**SHORT PROBLEM:**
Search the entries below. Return every line that has "message" in it.

>> BEGIN SOURCE DATA

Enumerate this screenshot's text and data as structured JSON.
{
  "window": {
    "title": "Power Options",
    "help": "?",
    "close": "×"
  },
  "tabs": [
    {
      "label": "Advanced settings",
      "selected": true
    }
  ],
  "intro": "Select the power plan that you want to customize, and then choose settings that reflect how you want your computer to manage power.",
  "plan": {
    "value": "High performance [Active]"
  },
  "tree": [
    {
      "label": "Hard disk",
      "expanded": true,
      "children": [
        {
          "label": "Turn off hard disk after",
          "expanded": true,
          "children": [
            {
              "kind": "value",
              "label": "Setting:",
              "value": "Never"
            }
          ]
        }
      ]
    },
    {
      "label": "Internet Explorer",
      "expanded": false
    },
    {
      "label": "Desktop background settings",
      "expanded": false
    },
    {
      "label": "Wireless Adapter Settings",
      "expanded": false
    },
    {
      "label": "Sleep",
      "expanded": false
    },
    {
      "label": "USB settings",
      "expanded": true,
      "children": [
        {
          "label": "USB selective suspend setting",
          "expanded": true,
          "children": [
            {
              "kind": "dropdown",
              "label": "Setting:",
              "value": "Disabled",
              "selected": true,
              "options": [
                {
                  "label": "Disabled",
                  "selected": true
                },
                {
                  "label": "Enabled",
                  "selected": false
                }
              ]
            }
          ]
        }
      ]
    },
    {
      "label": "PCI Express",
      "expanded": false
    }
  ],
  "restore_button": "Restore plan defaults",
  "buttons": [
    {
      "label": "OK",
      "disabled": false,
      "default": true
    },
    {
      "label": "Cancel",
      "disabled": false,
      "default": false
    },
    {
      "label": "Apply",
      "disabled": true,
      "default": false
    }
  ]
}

>> END SOURCE DATA
>> BEGIN SOURCE DATA

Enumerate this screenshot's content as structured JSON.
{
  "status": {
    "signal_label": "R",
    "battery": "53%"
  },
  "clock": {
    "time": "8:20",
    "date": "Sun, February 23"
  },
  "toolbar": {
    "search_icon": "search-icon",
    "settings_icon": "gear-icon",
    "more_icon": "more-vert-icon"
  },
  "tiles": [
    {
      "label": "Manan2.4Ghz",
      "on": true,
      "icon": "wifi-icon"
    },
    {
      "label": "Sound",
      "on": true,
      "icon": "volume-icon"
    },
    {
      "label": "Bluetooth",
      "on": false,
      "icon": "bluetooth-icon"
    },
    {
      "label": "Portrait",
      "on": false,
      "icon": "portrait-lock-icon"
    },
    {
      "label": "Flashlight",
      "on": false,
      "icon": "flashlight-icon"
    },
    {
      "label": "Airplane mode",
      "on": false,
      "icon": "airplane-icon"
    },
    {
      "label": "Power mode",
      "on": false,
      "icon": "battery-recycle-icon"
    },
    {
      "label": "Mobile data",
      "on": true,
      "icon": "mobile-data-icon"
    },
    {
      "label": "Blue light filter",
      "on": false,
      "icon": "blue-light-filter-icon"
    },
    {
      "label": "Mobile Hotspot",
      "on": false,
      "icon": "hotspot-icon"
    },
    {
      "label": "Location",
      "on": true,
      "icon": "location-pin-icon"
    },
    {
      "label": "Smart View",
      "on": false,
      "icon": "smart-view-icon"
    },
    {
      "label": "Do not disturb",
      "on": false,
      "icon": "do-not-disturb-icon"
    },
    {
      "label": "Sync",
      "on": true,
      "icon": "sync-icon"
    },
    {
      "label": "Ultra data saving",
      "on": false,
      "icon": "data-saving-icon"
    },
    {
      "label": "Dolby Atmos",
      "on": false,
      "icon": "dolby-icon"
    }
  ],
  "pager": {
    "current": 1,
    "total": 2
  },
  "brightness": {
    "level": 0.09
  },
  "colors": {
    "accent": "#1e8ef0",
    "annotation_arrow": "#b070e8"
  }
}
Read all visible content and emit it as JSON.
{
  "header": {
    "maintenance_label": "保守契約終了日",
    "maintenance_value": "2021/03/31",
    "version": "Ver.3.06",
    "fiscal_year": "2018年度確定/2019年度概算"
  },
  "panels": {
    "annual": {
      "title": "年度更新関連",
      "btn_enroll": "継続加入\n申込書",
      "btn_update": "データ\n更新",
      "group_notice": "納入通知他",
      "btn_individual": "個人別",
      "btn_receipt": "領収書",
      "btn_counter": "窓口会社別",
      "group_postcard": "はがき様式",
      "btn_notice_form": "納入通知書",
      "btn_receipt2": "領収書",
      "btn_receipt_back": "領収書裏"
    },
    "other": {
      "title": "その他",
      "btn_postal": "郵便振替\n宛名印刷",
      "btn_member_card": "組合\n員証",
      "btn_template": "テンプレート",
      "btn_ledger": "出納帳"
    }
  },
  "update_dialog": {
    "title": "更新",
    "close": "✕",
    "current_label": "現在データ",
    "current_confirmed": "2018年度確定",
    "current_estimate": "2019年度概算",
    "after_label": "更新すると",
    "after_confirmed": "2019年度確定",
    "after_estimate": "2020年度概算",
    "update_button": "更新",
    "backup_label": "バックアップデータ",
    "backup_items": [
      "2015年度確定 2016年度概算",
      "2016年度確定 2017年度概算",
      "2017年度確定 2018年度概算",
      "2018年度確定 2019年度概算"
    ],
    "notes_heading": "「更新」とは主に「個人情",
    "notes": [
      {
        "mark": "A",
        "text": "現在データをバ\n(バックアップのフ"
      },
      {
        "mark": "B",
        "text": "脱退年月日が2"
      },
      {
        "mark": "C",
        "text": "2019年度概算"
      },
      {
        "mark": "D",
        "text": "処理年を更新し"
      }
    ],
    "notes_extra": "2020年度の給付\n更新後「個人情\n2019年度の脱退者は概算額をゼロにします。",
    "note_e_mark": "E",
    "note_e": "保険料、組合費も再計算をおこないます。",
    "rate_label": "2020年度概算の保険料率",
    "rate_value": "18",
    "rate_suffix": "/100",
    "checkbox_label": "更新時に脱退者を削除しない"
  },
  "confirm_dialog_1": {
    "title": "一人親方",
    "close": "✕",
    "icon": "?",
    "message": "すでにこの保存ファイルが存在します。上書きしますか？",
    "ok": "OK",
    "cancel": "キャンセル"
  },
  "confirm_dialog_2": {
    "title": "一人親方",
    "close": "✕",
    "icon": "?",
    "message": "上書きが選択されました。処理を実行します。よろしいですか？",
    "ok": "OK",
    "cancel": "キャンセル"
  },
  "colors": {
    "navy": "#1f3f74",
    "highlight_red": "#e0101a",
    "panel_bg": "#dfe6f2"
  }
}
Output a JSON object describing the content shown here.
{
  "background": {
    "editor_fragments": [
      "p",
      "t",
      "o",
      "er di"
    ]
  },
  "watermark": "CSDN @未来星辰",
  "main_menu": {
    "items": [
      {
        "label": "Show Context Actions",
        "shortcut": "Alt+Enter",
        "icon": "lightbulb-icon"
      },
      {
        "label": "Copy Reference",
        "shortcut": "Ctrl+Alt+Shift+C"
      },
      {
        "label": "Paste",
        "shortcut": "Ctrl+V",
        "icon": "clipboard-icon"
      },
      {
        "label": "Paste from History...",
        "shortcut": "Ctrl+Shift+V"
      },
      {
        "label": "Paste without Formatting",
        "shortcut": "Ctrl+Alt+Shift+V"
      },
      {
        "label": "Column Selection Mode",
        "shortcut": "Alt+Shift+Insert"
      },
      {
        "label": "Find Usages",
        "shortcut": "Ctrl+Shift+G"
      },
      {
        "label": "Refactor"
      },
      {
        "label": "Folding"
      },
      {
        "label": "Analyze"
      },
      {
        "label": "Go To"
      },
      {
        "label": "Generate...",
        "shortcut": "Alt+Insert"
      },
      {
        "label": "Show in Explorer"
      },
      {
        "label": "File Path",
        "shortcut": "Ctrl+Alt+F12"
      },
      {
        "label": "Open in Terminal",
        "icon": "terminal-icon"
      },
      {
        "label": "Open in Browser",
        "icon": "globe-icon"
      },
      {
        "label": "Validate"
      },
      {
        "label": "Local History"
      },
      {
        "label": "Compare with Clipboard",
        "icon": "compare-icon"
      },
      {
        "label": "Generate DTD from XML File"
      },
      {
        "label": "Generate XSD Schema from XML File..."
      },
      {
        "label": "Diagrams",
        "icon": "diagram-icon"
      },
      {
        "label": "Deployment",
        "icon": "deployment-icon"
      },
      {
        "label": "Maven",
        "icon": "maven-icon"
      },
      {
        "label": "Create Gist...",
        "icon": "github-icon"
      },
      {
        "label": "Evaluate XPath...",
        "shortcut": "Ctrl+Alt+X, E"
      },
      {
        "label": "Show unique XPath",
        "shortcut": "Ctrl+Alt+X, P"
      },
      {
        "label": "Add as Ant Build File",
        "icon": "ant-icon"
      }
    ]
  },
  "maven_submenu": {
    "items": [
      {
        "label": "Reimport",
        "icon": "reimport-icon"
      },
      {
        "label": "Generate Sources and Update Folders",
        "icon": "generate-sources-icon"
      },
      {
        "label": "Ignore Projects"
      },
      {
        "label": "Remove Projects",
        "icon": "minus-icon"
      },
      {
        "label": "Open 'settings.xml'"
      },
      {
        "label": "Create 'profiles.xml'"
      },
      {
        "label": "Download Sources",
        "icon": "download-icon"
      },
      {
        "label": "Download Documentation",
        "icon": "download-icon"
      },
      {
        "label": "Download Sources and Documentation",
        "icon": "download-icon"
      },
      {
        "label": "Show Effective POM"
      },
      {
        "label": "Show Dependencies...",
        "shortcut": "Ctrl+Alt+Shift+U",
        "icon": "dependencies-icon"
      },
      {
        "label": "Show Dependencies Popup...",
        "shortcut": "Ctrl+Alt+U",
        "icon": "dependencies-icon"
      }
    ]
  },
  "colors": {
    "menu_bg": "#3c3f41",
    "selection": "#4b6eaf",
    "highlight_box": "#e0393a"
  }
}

>> END SOURCE DATA

**RESULT FOR THIS TASK:**
    "message": "すでにこの保存ファイルが存在します。上書きしますか？",
    "message": "上書きが選択されました。処理を実行します。よろしいですか？",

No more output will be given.